» **Stated task**: Repeat the data below exactly, dropping any pictures it holds.

Saved data entries:
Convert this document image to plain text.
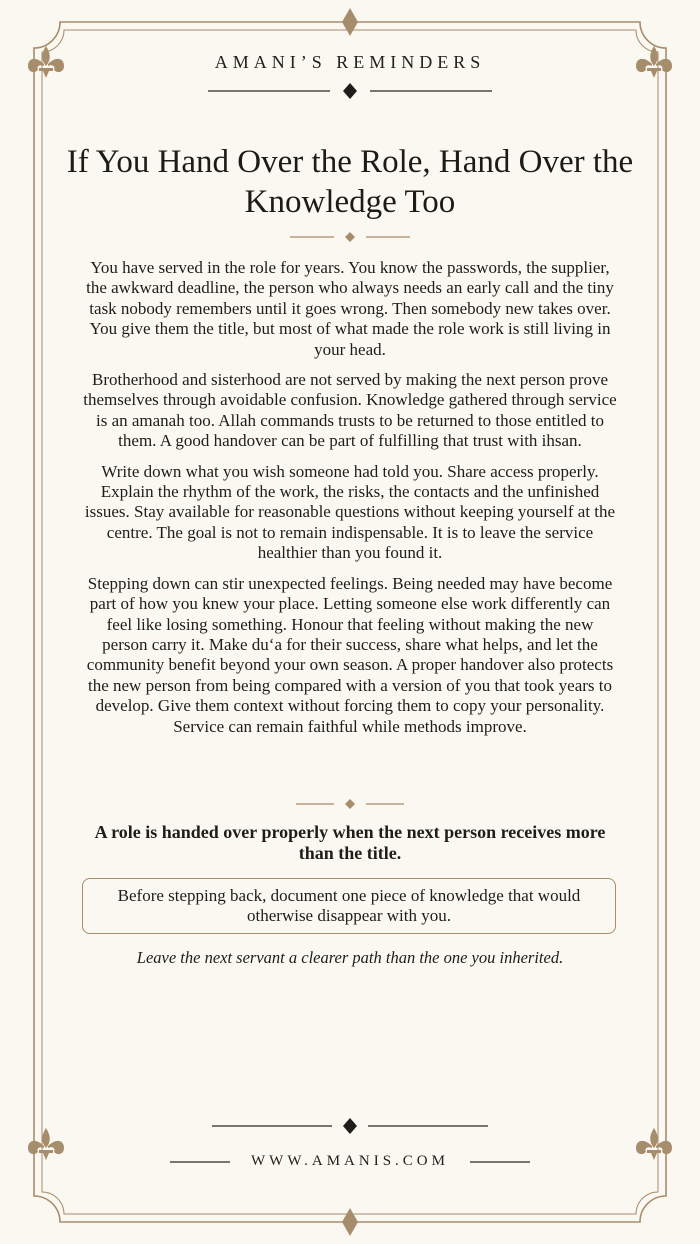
AMANI’S REMINDERS
If You Hand Over the Role, Hand Over the Knowledge Too

You have served in the role for years. You know the passwords, the supplier, the awkward deadline, the person who always needs an early call and the tiny task nobody remembers until it goes wrong. Then somebody new takes over. You give them the title, but most of what made the role work is still living in your head.

Brotherhood and sisterhood are not served by making the next person prove themselves through avoidable confusion. Knowledge gathered through service is an amanah too. Allah commands trusts to be returned to those entitled to them. A good handover can be part of fulfilling that trust with ihsan.

Write down what you wish someone had told you. Share access properly. Explain the rhythm of the work, the risks, the contacts and the unfinished issues. Stay available for reasonable questions without keeping yourself at the centre. The goal is not to remain indispensable. It is to leave the service healthier than you found it.

Stepping down can stir unexpected feelings. Being needed may have become part of how you knew your place. Letting someone else work differently can feel like losing something. Honour that feeling without making the new person carry it. Make du‘a for their success, share what helps, and let the community benefit beyond your own season. A proper handover also protects the new person from being compared with a version of you that took years to develop. Give them context without forcing them to copy your personality. Service can remain faithful while methods improve.

A role is handed over properly when the next person receives more than the title.

Before stepping back, document one piece of knowledge that would otherwise disappear with you.
Leave the next servant a clearer path than the one you inherited.
WWW.AMANIS.COM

» **Written answer**:
Convert this document image to plain text.
AMANI’S REMINDERS
If You Hand Over the Role, Hand Over the Knowledge Too

You have served in the role for years. You know the passwords, the supplier, the awkward deadline, the person who always needs an early call and the tiny task nobody remembers until it goes wrong. Then somebody new takes over. You give them the title, but most of what made the role work is still living in your head.

Brotherhood and sisterhood are not served by making the next person prove themselves through avoidable confusion. Knowledge gathered through service is an amanah too. Allah commands trusts to be returned to those entitled to them. A good handover can be part of fulfilling that trust with ihsan.

Write down what you wish someone had told you. Share access properly. Explain the rhythm of the work, the risks, the contacts and the unfinished issues. Stay available for reasonable questions without keeping yourself at the centre. The goal is not to remain indispensable. It is to leave the service healthier than you found it.

Stepping down can stir unexpected feelings. Being needed may have become part of how you knew your place. Letting someone else work differently can feel like losing something. Honour that feeling without making the new person carry it. Make du‘a for their success, share what helps, and let the community benefit beyond your own season. A proper handover also protects the new person from being compared with a version of you that took years to develop. Give them context without forcing them to copy your personality. Service can remain faithful while methods improve.

A role is handed over properly when the next person receives more than the title.

Before stepping back, document one piece of knowledge that would otherwise disappear with you.
Leave the next servant a clearer path than the one you inherited.
WWW.AMANIS.COM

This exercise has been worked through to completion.